= REQUEST =
In the listing below, find every line with the string "Count" and pull it out.

####

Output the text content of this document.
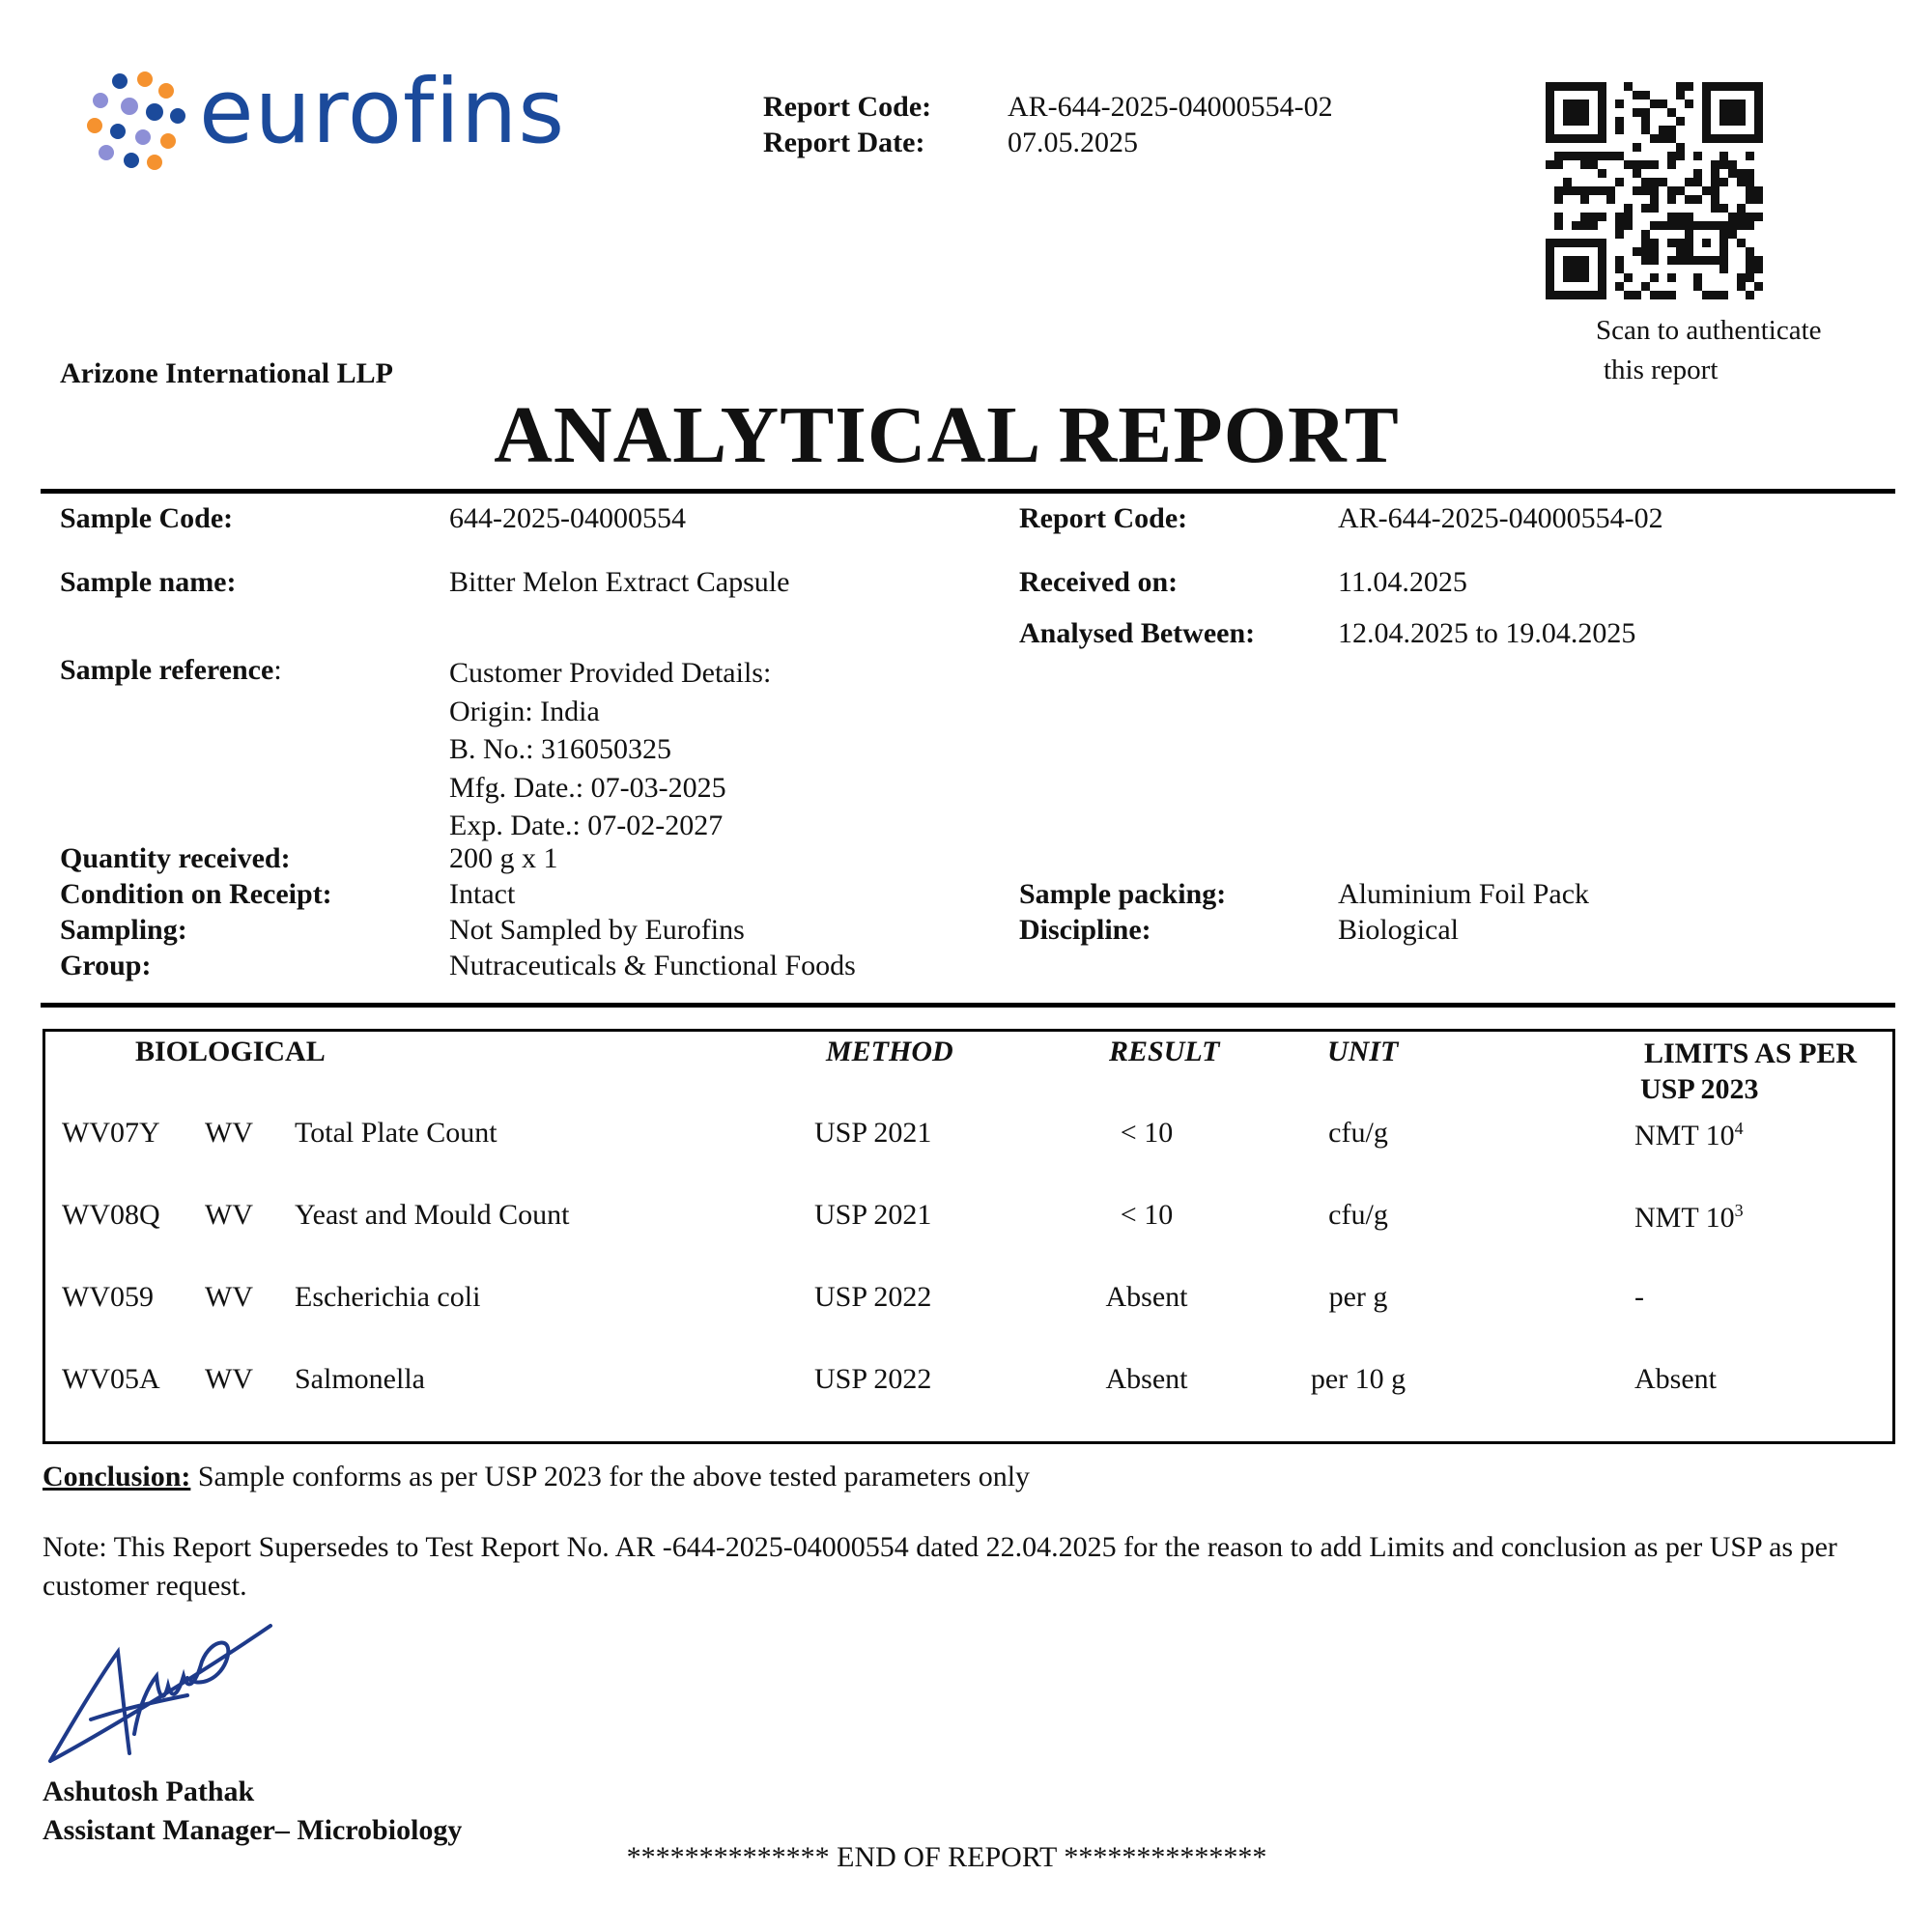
eurofins	Report Code:	AR-644-2025-04000554-02
Report Date:	07.05.2025
Scan to authenticate
this report
Arizone International LLP
ANALYTICAL REPORT
Sample Code:	644-2025-04000554
Sample name:	Bitter Melon Extract Capsule
Sample reference:	Customer Provided Details:
Origin: India
B. No.: 316050325
Mfg. Date.: 07-03-2025
Exp. Date.: 07-02-2027
Quantity received:	200 g x 1
Condition on Receipt:	Intact
Sampling:	Not Sampled by Eurofins
Group:	Nutraceuticals & Functional Foods
Report Code:	AR-644-2025-04000554-02
Received on:	11.04.2025
Analysed Between:	12.04.2025 to 19.04.2025
Sample packing:	Aluminium Foil Pack
Discipline:	Biological
BIOLOGICAL	METHOD	RESULT	UNIT	LIMITS AS PER
USP 2023
WV07Y WV Total Plate Count	USP 2021	< 10	cfu/g	NMT $10^4$
WV08Q WV Yeast and Mould Count	USP 2021	< 10	cfu/g	NMT $10^3$
WV059 WV Escherichia coli	USP 2022	Absent	per g	-
WV05A WV Salmonella	USP 2022	Absent	per 10 g	Absent
Conclusion: Sample conforms as per USP 2023 for the above tested parameters only
Note: This Report Supersedes to Test Report No. AR -644-2025-04000554 dated 22.04.2025 for the reason to add Limits and conclusion as per USP as per customer request.
Ashutosh Pathak
Assistant Manager– Microbiology
************** END OF REPORT **************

####

= WRITTEN REPLY =
WV07Y WV Total Plate Count	USP 2021	< 10	cfu/g	NMT $10^4$
WV08Q WV Yeast and Mould Count	USP 2021	< 10	cfu/g	NMT $10^3$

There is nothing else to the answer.